[Dataset items]
====

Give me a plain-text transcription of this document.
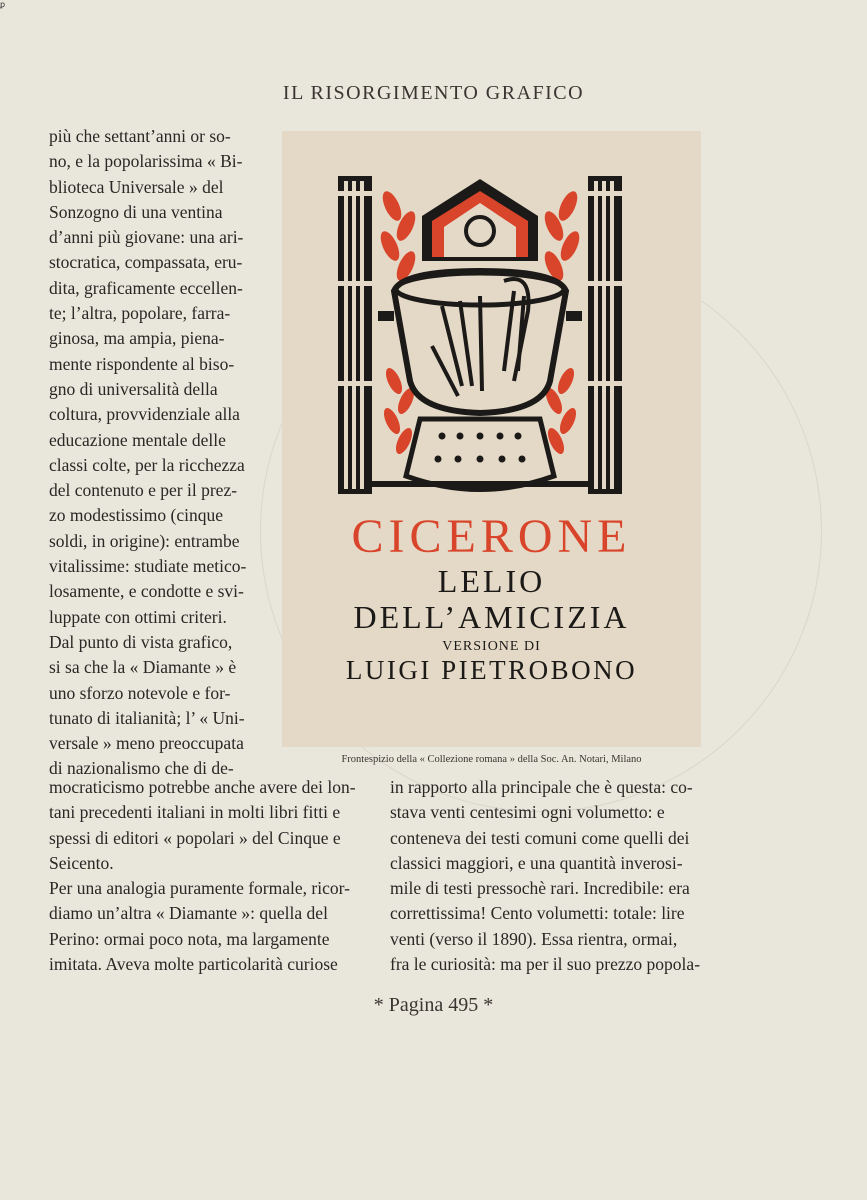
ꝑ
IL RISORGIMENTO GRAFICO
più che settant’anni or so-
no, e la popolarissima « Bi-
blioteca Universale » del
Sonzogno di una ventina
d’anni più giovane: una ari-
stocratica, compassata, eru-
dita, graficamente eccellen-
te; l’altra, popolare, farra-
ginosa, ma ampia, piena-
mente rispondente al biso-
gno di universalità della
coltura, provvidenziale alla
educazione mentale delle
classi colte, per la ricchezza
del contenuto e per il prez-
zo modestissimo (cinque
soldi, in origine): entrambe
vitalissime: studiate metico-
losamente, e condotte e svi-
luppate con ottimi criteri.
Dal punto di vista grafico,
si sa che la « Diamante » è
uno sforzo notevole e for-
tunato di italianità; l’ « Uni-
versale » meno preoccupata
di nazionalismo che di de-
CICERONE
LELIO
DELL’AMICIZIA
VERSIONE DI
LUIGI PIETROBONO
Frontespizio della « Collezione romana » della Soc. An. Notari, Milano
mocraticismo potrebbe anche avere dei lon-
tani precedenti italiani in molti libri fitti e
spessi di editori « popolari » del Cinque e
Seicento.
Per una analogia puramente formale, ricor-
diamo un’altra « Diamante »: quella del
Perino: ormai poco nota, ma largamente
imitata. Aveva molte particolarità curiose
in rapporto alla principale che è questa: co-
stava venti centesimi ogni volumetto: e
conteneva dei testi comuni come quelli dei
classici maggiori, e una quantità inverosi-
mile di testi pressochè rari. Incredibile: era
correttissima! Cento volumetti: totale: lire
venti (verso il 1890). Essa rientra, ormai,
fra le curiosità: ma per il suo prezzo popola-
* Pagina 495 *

====

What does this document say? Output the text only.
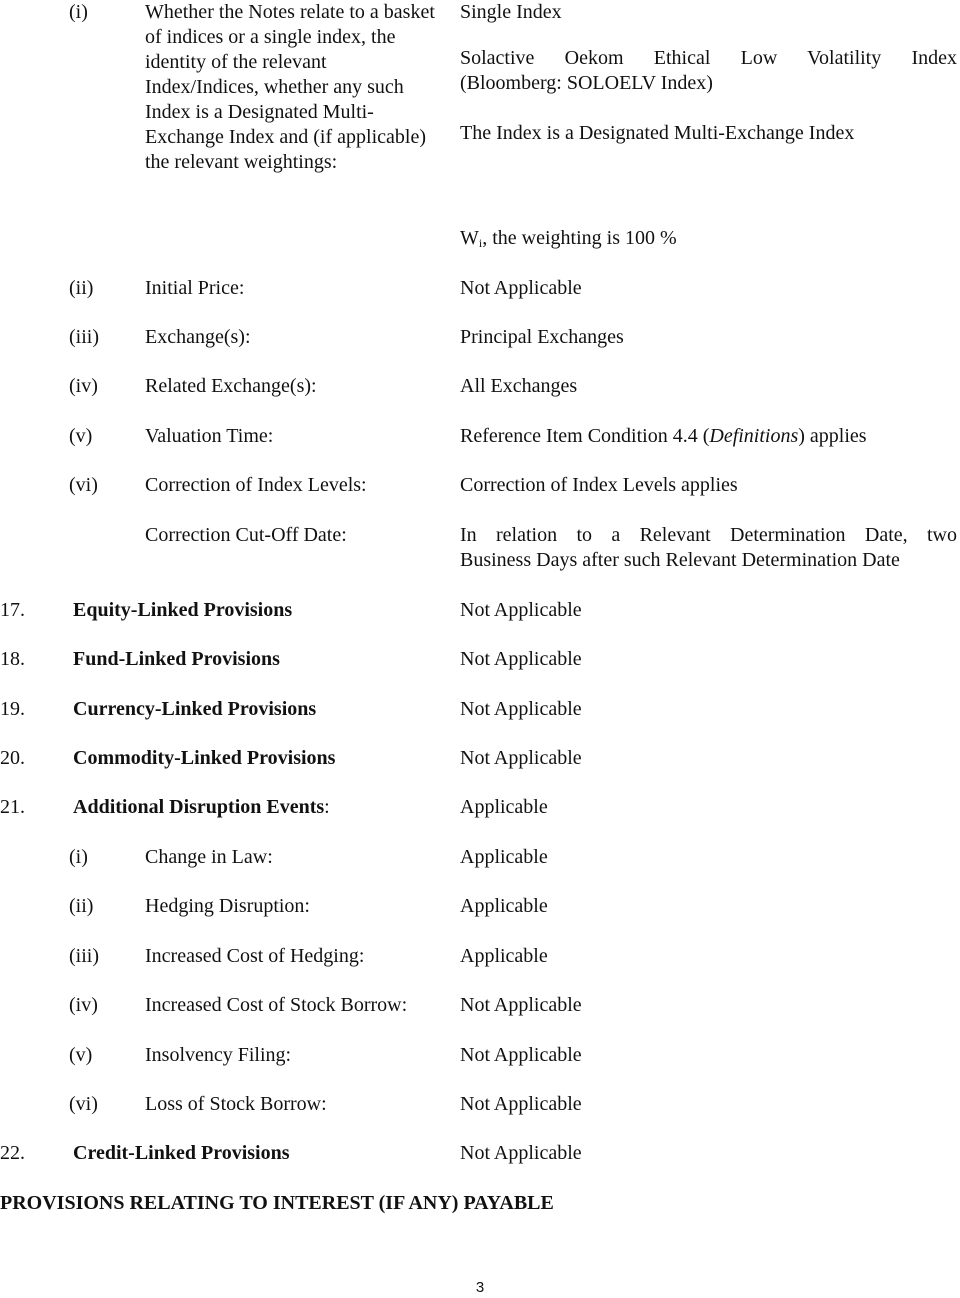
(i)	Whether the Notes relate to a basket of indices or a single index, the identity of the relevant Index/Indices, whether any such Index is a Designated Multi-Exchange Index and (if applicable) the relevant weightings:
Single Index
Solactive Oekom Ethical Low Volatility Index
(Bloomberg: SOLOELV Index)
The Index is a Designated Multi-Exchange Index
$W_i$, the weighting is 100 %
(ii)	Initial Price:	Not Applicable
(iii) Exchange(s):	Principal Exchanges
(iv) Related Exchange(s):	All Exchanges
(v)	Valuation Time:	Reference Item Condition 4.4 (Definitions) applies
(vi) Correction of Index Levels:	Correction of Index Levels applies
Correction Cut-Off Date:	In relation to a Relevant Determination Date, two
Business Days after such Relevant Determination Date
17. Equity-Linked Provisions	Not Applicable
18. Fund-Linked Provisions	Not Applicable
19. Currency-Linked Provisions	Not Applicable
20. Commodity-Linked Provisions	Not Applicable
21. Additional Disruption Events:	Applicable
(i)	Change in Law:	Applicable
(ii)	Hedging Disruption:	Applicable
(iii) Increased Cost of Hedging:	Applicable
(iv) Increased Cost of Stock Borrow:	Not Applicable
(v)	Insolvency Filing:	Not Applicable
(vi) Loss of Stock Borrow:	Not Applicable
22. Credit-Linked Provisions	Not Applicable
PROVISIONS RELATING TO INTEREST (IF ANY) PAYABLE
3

====

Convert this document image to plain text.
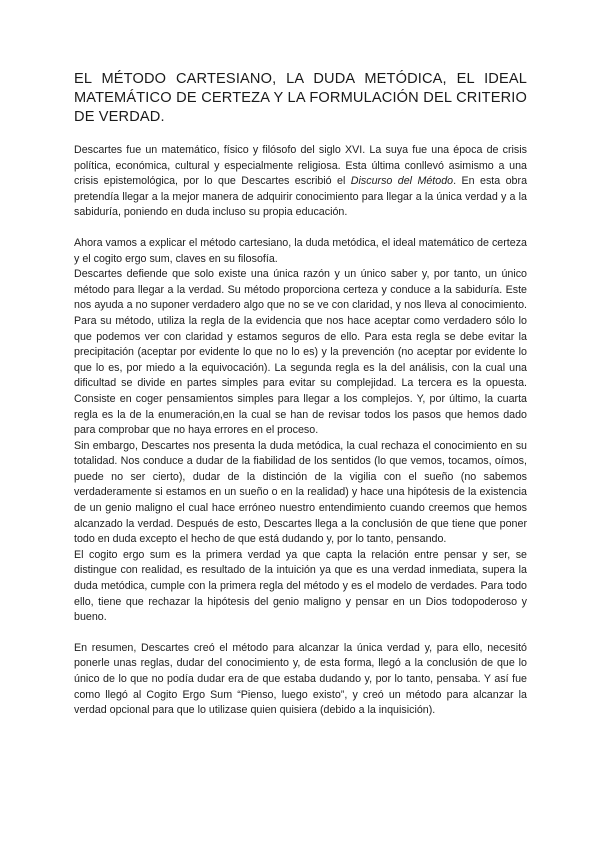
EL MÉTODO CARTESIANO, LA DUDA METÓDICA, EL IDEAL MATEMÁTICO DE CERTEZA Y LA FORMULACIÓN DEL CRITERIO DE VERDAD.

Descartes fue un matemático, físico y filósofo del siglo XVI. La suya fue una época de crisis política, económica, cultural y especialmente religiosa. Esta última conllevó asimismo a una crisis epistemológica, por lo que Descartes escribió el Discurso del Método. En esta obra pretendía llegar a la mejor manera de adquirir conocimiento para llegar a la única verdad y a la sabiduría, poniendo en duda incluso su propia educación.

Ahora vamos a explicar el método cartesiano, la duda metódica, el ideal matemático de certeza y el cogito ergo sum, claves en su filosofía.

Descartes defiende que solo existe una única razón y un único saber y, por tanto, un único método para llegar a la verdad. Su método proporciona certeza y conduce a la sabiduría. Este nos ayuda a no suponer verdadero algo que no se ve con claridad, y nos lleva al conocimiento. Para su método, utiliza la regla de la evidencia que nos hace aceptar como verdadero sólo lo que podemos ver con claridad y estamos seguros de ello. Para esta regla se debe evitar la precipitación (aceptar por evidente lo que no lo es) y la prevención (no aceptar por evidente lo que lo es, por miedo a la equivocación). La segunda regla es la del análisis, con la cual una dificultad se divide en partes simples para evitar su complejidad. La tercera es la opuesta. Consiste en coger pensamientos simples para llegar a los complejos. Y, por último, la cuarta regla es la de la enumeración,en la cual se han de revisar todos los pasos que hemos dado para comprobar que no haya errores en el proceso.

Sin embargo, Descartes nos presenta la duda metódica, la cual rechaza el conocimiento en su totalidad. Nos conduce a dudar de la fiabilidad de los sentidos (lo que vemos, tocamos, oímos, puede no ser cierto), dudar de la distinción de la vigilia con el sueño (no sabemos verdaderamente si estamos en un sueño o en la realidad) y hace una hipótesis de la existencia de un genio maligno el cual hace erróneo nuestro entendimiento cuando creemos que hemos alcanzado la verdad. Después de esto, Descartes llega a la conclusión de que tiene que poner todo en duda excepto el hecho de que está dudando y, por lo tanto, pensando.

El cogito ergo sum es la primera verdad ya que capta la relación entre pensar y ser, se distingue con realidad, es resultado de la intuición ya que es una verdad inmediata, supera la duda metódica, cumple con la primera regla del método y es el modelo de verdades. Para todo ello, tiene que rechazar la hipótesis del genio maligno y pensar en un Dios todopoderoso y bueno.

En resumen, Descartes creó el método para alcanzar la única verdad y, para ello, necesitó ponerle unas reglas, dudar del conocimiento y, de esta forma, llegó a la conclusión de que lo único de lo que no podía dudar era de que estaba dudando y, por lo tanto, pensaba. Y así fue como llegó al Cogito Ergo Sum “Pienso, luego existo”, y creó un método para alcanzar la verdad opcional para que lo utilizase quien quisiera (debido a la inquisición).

====

Exercise description: Locate the word "Date" in the data above. Copy every line carrying it.

Exercise output:
Correction Cut-Off Date:	In relation to a Relevant Determination Date, two
Business Days after such Relevant Determination Date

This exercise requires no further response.